● **REQUIRED TASK**: Reproduce the records. Keep every word exact and include no images.

-- Begin MATERIAL TO PROCESS --

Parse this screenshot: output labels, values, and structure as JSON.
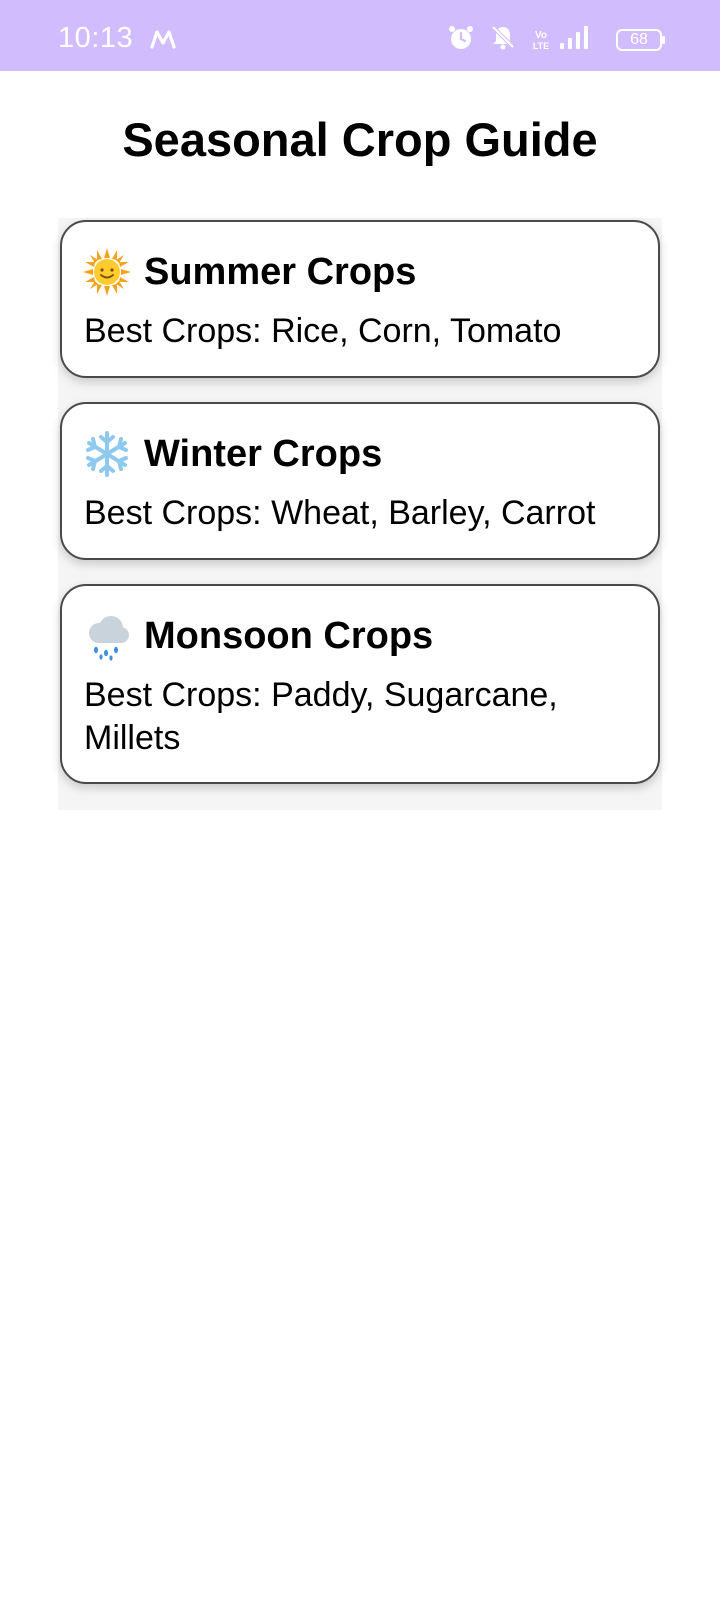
{
  "status_bar": {
    "time": "10:13",
    "battery_level": "68",
    "icons": [
      "m-icon",
      "alarm-icon",
      "bell-off-icon",
      "volte-icon",
      "signal-icon",
      "battery-icon"
    ],
    "background": "#d1bcfd"
  },
  "page": {
    "title": "Seasonal Crop Guide"
  },
  "cards": [
    {
      "icon": "sun-icon",
      "title": "Summer Crops",
      "body": "Best Crops: Rice, Corn, Tomato"
    },
    {
      "icon": "snowflake-icon",
      "title": "Winter Crops",
      "body": "Best Crops: Wheat, Barley, Carrot"
    },
    {
      "icon": "rain-cloud-icon",
      "title": "Monsoon Crops",
      "body": "Best Crops: Paddy, Sugarcane, Millets"
    }
  ]
}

-- End MATERIAL TO PROCESS --

● **REPLY**:
Parse this screenshot: output labels, values, and structure as JSON.
{
  "status_bar": {
    "time": "10:13",
    "battery_level": "68",
    "icons": [
      "m-icon",
      "alarm-icon",
      "bell-off-icon",
      "volte-icon",
      "signal-icon",
      "battery-icon"
    ],
    "background": "#d1bcfd"
  },
  "page": {
    "title": "Seasonal Crop Guide"
  },
  "cards": [
    {
      "icon": "sun-icon",
      "title": "Summer Crops",
      "body": "Best Crops: Rice, Corn, Tomato"
    },
    {
      "icon": "snowflake-icon",
      "title": "Winter Crops",
      "body": "Best Crops: Wheat, Barley, Carrot"
    },
    {
      "icon": "rain-cloud-icon",
      "title": "Monsoon Crops",
      "body": "Best Crops: Paddy, Sugarcane, Millets"
    }
  ]
}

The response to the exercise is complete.